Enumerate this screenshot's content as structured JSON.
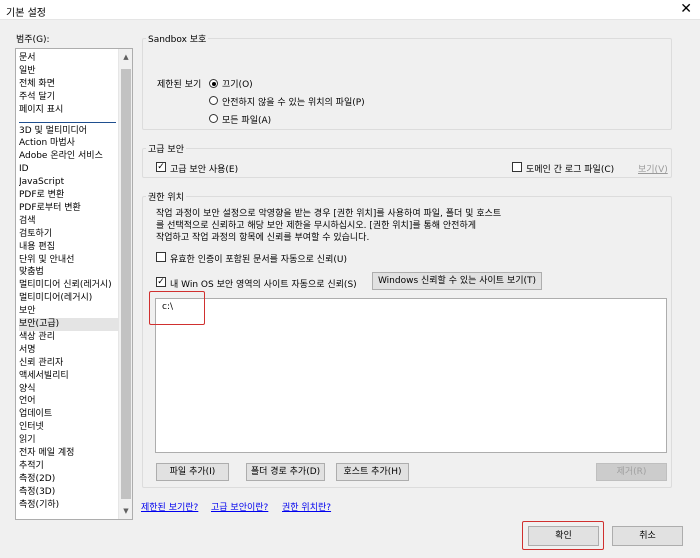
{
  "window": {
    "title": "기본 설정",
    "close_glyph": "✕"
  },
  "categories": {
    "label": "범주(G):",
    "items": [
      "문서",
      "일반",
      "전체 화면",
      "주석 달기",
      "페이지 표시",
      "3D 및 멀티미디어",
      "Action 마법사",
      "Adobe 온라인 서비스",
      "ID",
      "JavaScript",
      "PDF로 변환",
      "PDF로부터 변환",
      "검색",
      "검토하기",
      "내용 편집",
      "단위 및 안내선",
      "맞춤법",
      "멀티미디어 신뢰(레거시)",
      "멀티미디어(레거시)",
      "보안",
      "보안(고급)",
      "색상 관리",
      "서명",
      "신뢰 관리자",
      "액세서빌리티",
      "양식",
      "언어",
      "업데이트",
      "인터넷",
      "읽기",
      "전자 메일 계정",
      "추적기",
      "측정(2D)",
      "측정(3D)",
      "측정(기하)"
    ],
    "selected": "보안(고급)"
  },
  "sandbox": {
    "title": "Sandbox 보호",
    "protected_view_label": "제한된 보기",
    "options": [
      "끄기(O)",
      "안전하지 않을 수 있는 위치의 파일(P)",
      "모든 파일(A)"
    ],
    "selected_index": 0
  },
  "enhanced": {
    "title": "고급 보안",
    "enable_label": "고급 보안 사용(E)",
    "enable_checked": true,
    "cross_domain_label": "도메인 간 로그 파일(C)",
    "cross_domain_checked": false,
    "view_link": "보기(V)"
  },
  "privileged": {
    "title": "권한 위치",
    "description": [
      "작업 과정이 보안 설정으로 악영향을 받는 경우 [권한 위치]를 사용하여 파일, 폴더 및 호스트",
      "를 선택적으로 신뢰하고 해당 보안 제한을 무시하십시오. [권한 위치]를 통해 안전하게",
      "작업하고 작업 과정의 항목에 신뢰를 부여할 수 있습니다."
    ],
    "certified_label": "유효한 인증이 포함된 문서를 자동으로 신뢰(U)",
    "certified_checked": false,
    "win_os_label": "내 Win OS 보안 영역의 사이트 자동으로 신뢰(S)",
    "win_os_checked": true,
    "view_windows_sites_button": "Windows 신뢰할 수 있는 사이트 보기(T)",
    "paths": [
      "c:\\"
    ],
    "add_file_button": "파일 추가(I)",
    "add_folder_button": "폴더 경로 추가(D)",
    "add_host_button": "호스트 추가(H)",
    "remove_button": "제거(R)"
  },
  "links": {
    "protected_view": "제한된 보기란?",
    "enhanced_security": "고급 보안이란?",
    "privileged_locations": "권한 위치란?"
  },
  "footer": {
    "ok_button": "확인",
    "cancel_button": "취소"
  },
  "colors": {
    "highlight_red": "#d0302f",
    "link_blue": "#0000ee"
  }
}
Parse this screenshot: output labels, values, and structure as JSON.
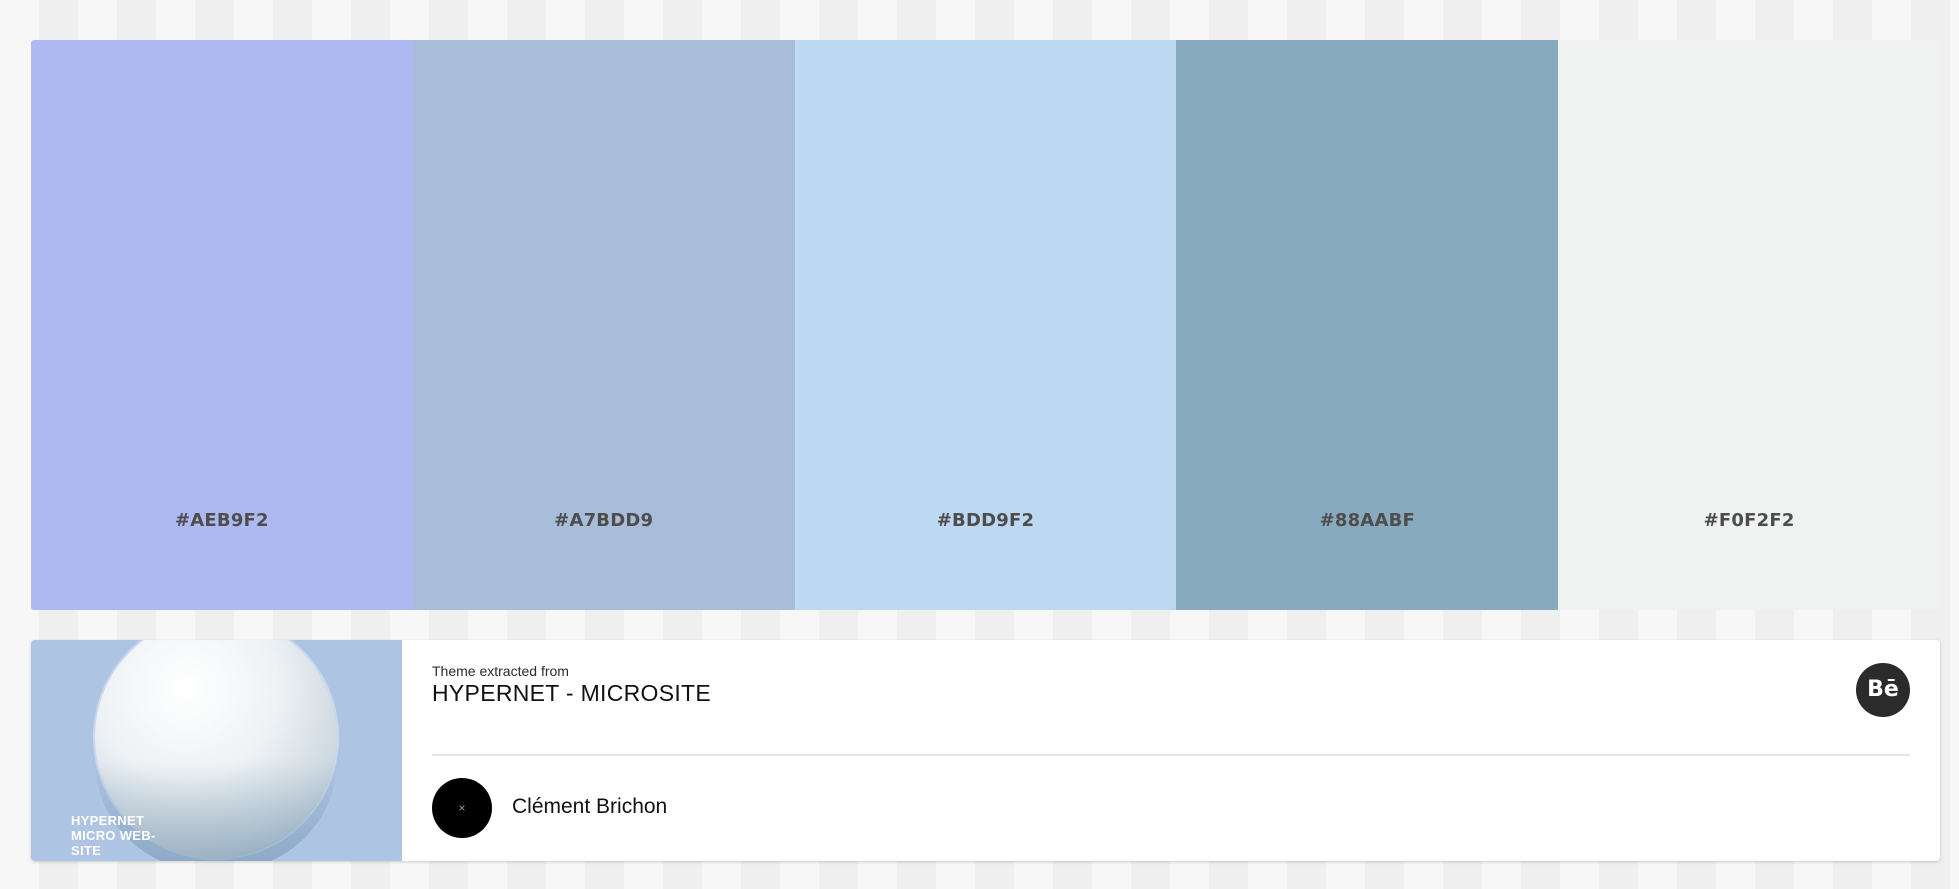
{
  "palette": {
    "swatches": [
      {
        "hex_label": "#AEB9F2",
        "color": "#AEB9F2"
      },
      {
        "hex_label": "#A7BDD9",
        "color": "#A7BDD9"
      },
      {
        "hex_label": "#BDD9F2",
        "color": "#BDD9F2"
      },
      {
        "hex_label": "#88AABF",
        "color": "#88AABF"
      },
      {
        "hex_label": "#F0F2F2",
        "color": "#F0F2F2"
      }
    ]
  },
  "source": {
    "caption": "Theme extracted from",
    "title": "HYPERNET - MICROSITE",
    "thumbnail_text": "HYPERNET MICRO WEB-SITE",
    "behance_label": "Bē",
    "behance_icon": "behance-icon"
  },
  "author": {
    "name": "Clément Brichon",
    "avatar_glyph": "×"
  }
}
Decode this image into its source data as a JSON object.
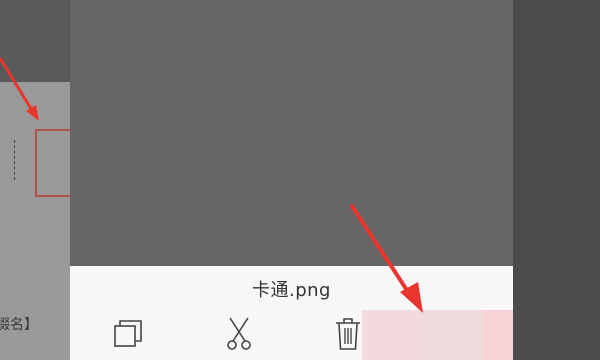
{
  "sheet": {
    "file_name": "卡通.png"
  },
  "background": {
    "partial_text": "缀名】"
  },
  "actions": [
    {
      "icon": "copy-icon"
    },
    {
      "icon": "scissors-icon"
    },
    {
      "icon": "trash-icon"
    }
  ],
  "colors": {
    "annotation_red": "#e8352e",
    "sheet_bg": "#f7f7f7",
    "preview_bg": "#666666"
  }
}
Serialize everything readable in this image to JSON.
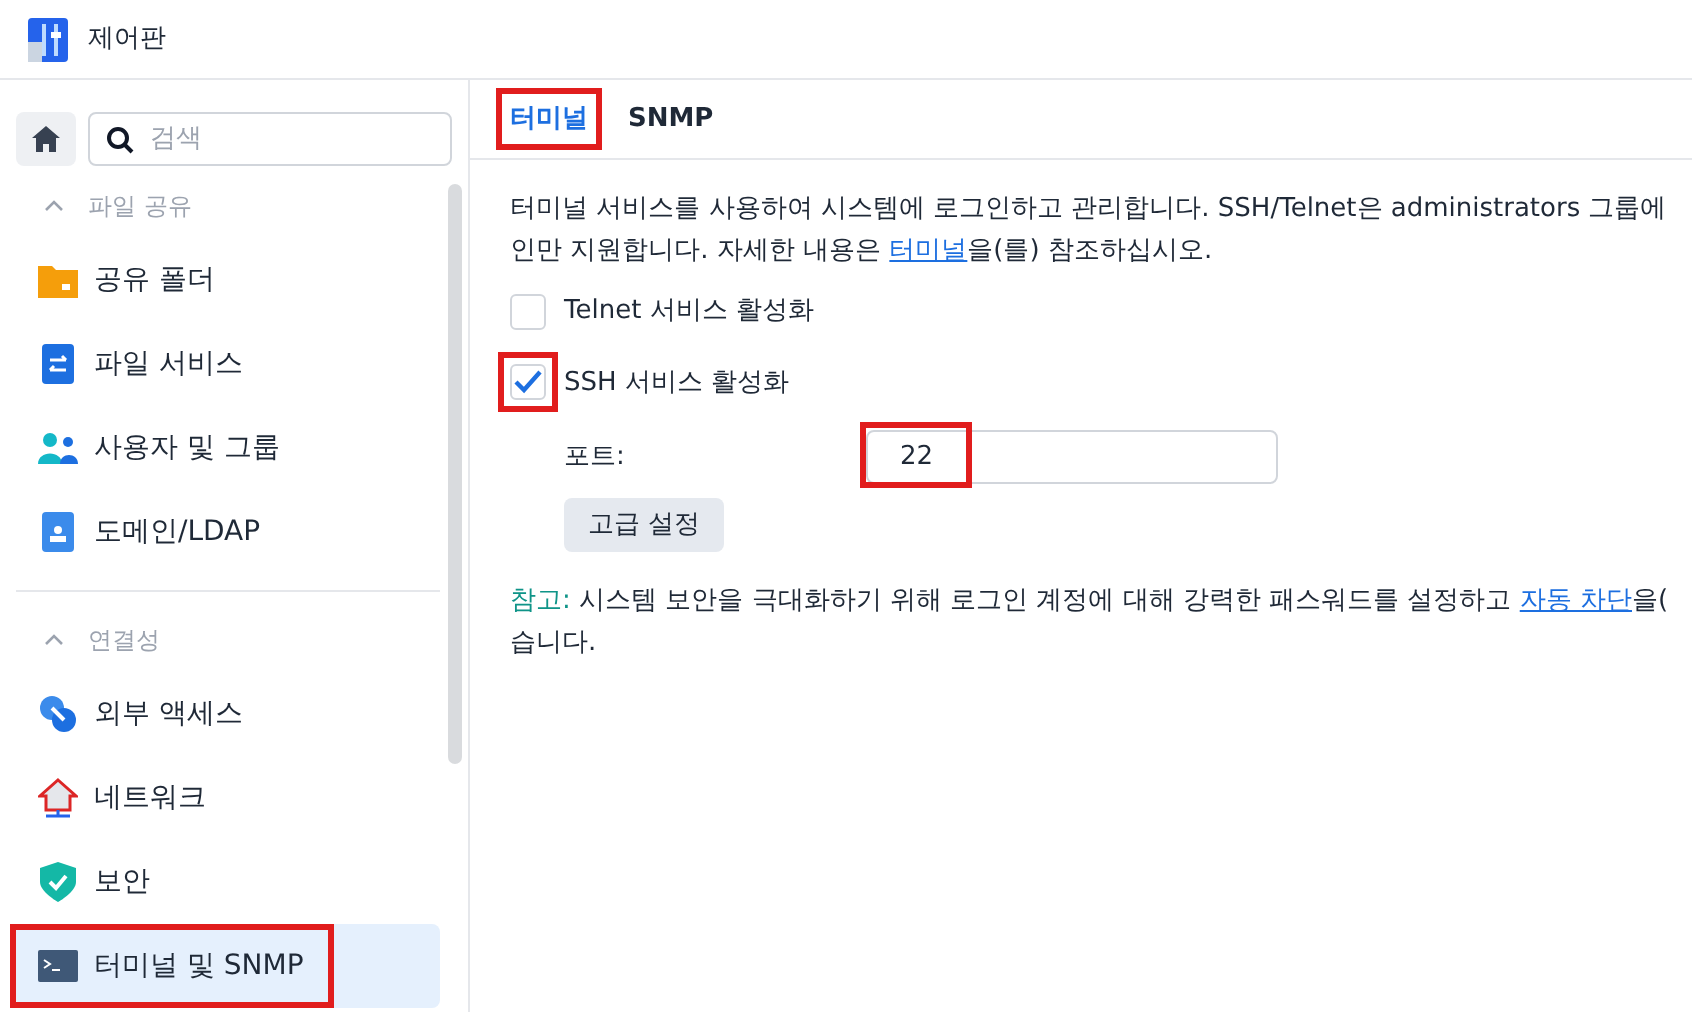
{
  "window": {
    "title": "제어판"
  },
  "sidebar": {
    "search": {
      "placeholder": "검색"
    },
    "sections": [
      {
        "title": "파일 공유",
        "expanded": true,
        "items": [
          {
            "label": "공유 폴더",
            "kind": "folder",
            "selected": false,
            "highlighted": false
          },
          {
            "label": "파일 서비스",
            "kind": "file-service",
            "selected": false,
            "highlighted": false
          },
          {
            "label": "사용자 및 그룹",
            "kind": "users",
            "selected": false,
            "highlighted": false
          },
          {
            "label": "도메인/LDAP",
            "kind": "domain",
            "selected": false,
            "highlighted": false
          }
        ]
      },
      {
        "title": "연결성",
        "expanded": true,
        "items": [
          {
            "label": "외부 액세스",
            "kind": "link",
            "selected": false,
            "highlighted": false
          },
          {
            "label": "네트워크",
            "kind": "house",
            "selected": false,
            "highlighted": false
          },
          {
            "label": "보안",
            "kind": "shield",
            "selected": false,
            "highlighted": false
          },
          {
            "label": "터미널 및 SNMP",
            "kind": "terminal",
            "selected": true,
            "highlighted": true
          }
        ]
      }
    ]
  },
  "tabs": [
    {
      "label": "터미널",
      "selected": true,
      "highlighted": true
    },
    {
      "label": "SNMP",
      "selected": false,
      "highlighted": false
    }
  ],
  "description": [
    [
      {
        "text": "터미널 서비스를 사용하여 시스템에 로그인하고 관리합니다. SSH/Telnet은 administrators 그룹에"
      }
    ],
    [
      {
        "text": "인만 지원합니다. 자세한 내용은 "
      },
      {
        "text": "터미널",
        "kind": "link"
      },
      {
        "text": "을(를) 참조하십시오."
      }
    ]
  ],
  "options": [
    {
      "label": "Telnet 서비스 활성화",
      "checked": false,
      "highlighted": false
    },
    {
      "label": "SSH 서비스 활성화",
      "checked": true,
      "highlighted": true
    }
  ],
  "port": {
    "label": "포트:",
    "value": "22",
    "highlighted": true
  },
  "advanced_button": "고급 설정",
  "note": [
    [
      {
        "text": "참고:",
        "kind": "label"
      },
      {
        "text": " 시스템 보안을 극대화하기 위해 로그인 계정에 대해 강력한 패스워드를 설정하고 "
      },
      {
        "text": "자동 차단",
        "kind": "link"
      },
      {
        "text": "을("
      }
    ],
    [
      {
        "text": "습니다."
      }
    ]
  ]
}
---------------
> Stated task
Transcribe the entries above verbatim, omitting their pictures.

> Solution
Enumerate this screenshot's content as structured JSON.
{
  "window": {
    "title": "기본 설정",
    "close_glyph": "✕"
  },
  "categories": {
    "label": "범주(G):",
    "items": [
      "문서",
      "일반",
      "전체 화면",
      "주석 달기",
      "페이지 표시",
      "3D 및 멀티미디어",
      "Action 마법사",
      "Adobe 온라인 서비스",
      "ID",
      "JavaScript",
      "PDF로 변환",
      "PDF로부터 변환",
      "검색",
      "검토하기",
      "내용 편집",
      "단위 및 안내선",
      "맞춤법",
      "멀티미디어 신뢰(레거시)",
      "멀티미디어(레거시)",
      "보안",
      "보안(고급)",
      "색상 관리",
      "서명",
      "신뢰 관리자",
      "액세서빌리티",
      "양식",
      "언어",
      "업데이트",
      "인터넷",
      "읽기",
      "전자 메일 계정",
      "추적기",
      "측정(2D)",
      "측정(3D)",
      "측정(기하)"
    ],
    "selected": "보안(고급)"
  },
  "sandbox": {
    "title": "Sandbox 보호",
    "protected_view_label": "제한된 보기",
    "options": [
      "끄기(O)",
      "안전하지 않을 수 있는 위치의 파일(P)",
      "모든 파일(A)"
    ],
    "selected_index": 0
  },
  "enhanced": {
    "title": "고급 보안",
    "enable_label": "고급 보안 사용(E)",
    "enable_checked": true,
    "cross_domain_label": "도메인 간 로그 파일(C)",
    "cross_domain_checked": false,
    "view_link": "보기(V)"
  },
  "privileged": {
    "title": "권한 위치",
    "description": [
      "작업 과정이 보안 설정으로 악영향을 받는 경우 [권한 위치]를 사용하여 파일, 폴더 및 호스트",
      "를 선택적으로 신뢰하고 해당 보안 제한을 무시하십시오. [권한 위치]를 통해 안전하게",
      "작업하고 작업 과정의 항목에 신뢰를 부여할 수 있습니다."
    ],
    "certified_label": "유효한 인증이 포함된 문서를 자동으로 신뢰(U)",
    "certified_checked": false,
    "win_os_label": "내 Win OS 보안 영역의 사이트 자동으로 신뢰(S)",
    "win_os_checked": true,
    "view_windows_sites_button": "Windows 신뢰할 수 있는 사이트 보기(T)",
    "paths": [
      "c:\\"
    ],
    "add_file_button": "파일 추가(I)",
    "add_folder_button": "폴더 경로 추가(D)",
    "add_host_button": "호스트 추가(H)",
    "remove_button": "제거(R)"
  },
  "links": {
    "protected_view": "제한된 보기란?",
    "enhanced_security": "고급 보안이란?",
    "privileged_locations": "권한 위치란?"
  },
  "footer": {
    "ok_button": "확인",
    "cancel_button": "취소"
  },
  "colors": {
    "highlight_red": "#d0302f",
    "link_blue": "#0000ee"
  }
}
Parse this screenshot: output labels, values, and structure as JSON.
{
  "palette": {
    "swatches": [
      {
        "hex_label": "#AEB9F2",
        "color": "#AEB9F2"
      },
      {
        "hex_label": "#A7BDD9",
        "color": "#A7BDD9"
      },
      {
        "hex_label": "#BDD9F2",
        "color": "#BDD9F2"
      },
      {
        "hex_label": "#88AABF",
        "color": "#88AABF"
      },
      {
        "hex_label": "#F0F2F2",
        "color": "#F0F2F2"
      }
    ]
  },
  "source": {
    "caption": "Theme extracted from",
    "title": "HYPERNET - MICROSITE",
    "thumbnail_text": "HYPERNET MICRO WEB-SITE",
    "behance_label": "Bē",
    "behance_icon": "behance-icon"
  },
  "author": {
    "name": "Clément Brichon",
    "avatar_glyph": "×"
  }
}
Decode this image into its source data as a JSON object.
{
  "sheet": {
    "file_name": "卡通.png"
  },
  "background": {
    "partial_text": "缀名】"
  },
  "actions": [
    {
      "icon": "copy-icon"
    },
    {
      "icon": "scissors-icon"
    },
    {
      "icon": "trash-icon"
    }
  ],
  "colors": {
    "annotation_red": "#e8352e",
    "sheet_bg": "#f7f7f7",
    "preview_bg": "#666666"
  }
}
Serialize everything readable in this image to JSON.
{
  "window": {
    "title": "제어판"
  },
  "sidebar": {
    "search": {
      "placeholder": "검색"
    },
    "sections": [
      {
        "title": "파일 공유",
        "expanded": true,
        "items": [
          {
            "label": "공유 폴더",
            "kind": "folder",
            "selected": false,
            "highlighted": false
          },
          {
            "label": "파일 서비스",
            "kind": "file-service",
            "selected": false,
            "highlighted": false
          },
          {
            "label": "사용자 및 그룹",
            "kind": "users",
            "selected": false,
            "highlighted": false
          },
          {
            "label": "도메인/LDAP",
            "kind": "domain",
            "selected": false,
            "highlighted": false
          }
        ]
      },
      {
        "title": "연결성",
        "expanded": true,
        "items": [
          {
            "label": "외부 액세스",
            "kind": "link",
            "selected": false,
            "highlighted": false
          },
          {
            "label": "네트워크",
            "kind": "house",
            "selected": false,
            "highlighted": false
          },
          {
            "label": "보안",
            "kind": "shield",
            "selected": false,
            "highlighted": false
          },
          {
            "label": "터미널 및 SNMP",
            "kind": "terminal",
            "selected": true,
            "highlighted": true
          }
        ]
      }
    ]
  },
  "tabs": [
    {
      "label": "터미널",
      "selected": true,
      "highlighted": true
    },
    {
      "label": "SNMP",
      "selected": false,
      "highlighted": false
    }
  ],
  "description": [
    [
      {
        "text": "터미널 서비스를 사용하여 시스템에 로그인하고 관리합니다. SSH/Telnet은 administrators 그룹에"
      }
    ],
    [
      {
        "text": "인만 지원합니다. 자세한 내용은 "
      },
      {
        "text": "터미널",
        "kind": "link"
      },
      {
        "text": "을(를) 참조하십시오."
      }
    ]
  ],
  "options": [
    {
      "label": "Telnet 서비스 활성화",
      "checked": false,
      "highlighted": false
    },
    {
      "label": "SSH 서비스 활성화",
      "checked": true,
      "highlighted": true
    }
  ],
  "port": {
    "label": "포트:",
    "value": "22",
    "highlighted": true
  },
  "advanced_button": "고급 설정",
  "note": [
    [
      {
        "text": "참고:",
        "kind": "label"
      },
      {
        "text": " 시스템 보안을 극대화하기 위해 로그인 계정에 대해 강력한 패스워드를 설정하고 "
      },
      {
        "text": "자동 차단",
        "kind": "link"
      },
      {
        "text": "을("
      }
    ],
    [
      {
        "text": "습니다."
      }
    ]
  ]
}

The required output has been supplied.